-- Records supplied --
__________________________________________________

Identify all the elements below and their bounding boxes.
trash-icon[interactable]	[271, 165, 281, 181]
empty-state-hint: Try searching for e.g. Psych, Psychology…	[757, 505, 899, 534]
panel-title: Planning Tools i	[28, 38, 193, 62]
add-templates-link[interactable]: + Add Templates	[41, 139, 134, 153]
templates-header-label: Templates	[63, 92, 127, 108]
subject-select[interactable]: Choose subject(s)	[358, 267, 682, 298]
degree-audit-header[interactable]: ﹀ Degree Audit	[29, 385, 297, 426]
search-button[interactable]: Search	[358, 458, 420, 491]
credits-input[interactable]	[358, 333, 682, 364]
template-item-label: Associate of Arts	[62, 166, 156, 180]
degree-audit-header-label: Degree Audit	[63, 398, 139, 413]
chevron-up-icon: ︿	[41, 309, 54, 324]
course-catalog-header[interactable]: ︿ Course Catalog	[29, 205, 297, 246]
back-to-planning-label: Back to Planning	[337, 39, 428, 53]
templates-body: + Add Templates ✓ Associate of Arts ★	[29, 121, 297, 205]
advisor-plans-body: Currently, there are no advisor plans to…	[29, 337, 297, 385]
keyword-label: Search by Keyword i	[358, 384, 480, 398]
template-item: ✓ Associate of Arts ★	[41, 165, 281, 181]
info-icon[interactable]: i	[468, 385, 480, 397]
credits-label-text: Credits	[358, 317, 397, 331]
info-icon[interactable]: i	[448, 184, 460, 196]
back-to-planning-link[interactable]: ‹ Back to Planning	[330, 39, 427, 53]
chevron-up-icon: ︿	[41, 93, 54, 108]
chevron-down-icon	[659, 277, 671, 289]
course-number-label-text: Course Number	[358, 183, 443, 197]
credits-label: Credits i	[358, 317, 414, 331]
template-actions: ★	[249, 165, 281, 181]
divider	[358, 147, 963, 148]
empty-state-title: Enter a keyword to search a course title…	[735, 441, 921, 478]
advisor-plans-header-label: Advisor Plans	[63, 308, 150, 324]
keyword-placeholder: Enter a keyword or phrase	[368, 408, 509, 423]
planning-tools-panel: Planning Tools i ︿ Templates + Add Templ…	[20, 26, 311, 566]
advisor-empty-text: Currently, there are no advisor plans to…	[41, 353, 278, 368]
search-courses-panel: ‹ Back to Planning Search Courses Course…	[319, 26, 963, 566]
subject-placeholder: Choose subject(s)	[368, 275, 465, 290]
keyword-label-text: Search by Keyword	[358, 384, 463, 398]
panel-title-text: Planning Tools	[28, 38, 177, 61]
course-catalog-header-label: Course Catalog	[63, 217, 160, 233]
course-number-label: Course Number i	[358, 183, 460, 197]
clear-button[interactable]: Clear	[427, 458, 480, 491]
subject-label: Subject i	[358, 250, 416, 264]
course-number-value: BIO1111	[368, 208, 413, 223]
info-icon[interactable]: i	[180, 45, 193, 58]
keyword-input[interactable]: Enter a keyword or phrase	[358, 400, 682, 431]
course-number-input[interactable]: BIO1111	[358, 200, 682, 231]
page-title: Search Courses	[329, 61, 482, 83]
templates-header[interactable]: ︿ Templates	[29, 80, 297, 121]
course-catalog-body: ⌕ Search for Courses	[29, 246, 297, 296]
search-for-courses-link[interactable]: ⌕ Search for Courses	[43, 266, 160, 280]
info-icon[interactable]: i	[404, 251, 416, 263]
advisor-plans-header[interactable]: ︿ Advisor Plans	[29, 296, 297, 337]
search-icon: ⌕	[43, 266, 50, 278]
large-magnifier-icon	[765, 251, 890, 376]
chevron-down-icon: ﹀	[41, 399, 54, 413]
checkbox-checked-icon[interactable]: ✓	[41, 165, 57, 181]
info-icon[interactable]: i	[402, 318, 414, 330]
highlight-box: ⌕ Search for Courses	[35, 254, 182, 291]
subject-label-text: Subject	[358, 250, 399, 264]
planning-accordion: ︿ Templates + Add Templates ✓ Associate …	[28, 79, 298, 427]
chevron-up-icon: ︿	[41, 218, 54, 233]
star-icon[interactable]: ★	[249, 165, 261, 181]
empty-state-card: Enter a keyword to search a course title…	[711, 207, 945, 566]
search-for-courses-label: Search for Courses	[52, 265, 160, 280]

__________________________________________________

-- Written request --
Please rewrite these lines with "Degree Audit" changed to "Degree Progress" wherever it appears, and leave everything else the same.

-- Answer to the problem --
Identify all the elements below and their bounding boxes.
trash-icon[interactable]	[271, 165, 281, 181]
empty-state-hint: Try searching for e.g. Psych, Psychology…	[757, 505, 899, 534]
panel-title: Planning Tools i	[28, 38, 193, 62]
add-templates-link[interactable]: + Add Templates	[41, 139, 134, 153]
templates-header-label: Templates	[63, 92, 127, 108]
subject-select[interactable]: Choose subject(s)	[358, 267, 682, 298]
degree-audit-header[interactable]: ﹀ Degree Progress	[29, 385, 297, 426]
search-button[interactable]: Search	[358, 458, 420, 491]
credits-input[interactable]	[358, 333, 682, 364]
template-item-label: Associate of Arts	[62, 166, 156, 180]
degree-audit-header-label: Degree Progress	[63, 398, 139, 413]
chevron-up-icon: ︿	[41, 309, 54, 324]
course-catalog-header[interactable]: ︿ Course Catalog	[29, 205, 297, 246]
back-to-planning-label: Back to Planning	[337, 39, 428, 53]
templates-body: + Add Templates ✓ Associate of Arts ★	[29, 121, 297, 205]
advisor-plans-body: Currently, there are no advisor plans to…	[29, 337, 297, 385]
keyword-label: Search by Keyword i	[358, 384, 480, 398]
template-item: ✓ Associate of Arts ★	[41, 165, 281, 181]
info-icon[interactable]: i	[468, 385, 480, 397]
credits-label-text: Credits	[358, 317, 397, 331]
info-icon[interactable]: i	[448, 184, 460, 196]
back-to-planning-link[interactable]: ‹ Back to Planning	[330, 39, 427, 53]
chevron-up-icon: ︿	[41, 93, 54, 108]
chevron-down-icon	[659, 277, 671, 289]
course-number-label-text: Course Number	[358, 183, 443, 197]
credits-label: Credits i	[358, 317, 414, 331]
template-actions: ★	[249, 165, 281, 181]
divider	[358, 147, 963, 148]
empty-state-title: Enter a keyword to search a course title…	[735, 441, 921, 478]
advisor-plans-header-label: Advisor Plans	[63, 308, 150, 324]
keyword-placeholder: Enter a keyword or phrase	[368, 408, 509, 423]
planning-tools-panel: Planning Tools i ︿ Templates + Add Templ…	[20, 26, 311, 566]
advisor-empty-text: Currently, there are no advisor plans to…	[41, 353, 278, 368]
search-courses-panel: ‹ Back to Planning Search Courses Course…	[319, 26, 963, 566]
subject-placeholder: Choose subject(s)	[368, 275, 465, 290]
keyword-label-text: Search by Keyword	[358, 384, 463, 398]
panel-title-text: Planning Tools	[28, 38, 177, 61]
course-catalog-header-label: Course Catalog	[63, 217, 160, 233]
course-number-label: Course Number i	[358, 183, 460, 197]
clear-button[interactable]: Clear	[427, 458, 480, 491]
subject-label: Subject i	[358, 250, 416, 264]
course-number-value: BIO1111	[368, 208, 413, 223]
info-icon[interactable]: i	[180, 45, 193, 58]
keyword-input[interactable]: Enter a keyword or phrase	[358, 400, 682, 431]
course-number-input[interactable]: BIO1111	[358, 200, 682, 231]
page-title: Search Courses	[329, 61, 482, 83]
templates-header[interactable]: ︿ Templates	[29, 80, 297, 121]
course-catalog-body: ⌕ Search for Courses	[29, 246, 297, 296]
search-for-courses-link[interactable]: ⌕ Search for Courses	[43, 266, 160, 280]
info-icon[interactable]: i	[404, 251, 416, 263]
advisor-plans-header[interactable]: ︿ Advisor Plans	[29, 296, 297, 337]
search-icon: ⌕	[43, 266, 50, 278]
large-magnifier-icon	[765, 251, 890, 376]
chevron-down-icon: ﹀	[41, 399, 54, 413]
checkbox-checked-icon[interactable]: ✓	[41, 165, 57, 181]
info-icon[interactable]: i	[402, 318, 414, 330]
highlight-box: ⌕ Search for Courses	[35, 254, 182, 291]
subject-label-text: Subject	[358, 250, 399, 264]
planning-accordion: ︿ Templates + Add Templates ✓ Associate …	[28, 79, 298, 427]
chevron-up-icon: ︿	[41, 218, 54, 233]
star-icon[interactable]: ★	[249, 165, 261, 181]
empty-state-card: Enter a keyword to search a course title…	[711, 207, 945, 566]
search-for-courses-label: Search for Courses	[52, 265, 160, 280]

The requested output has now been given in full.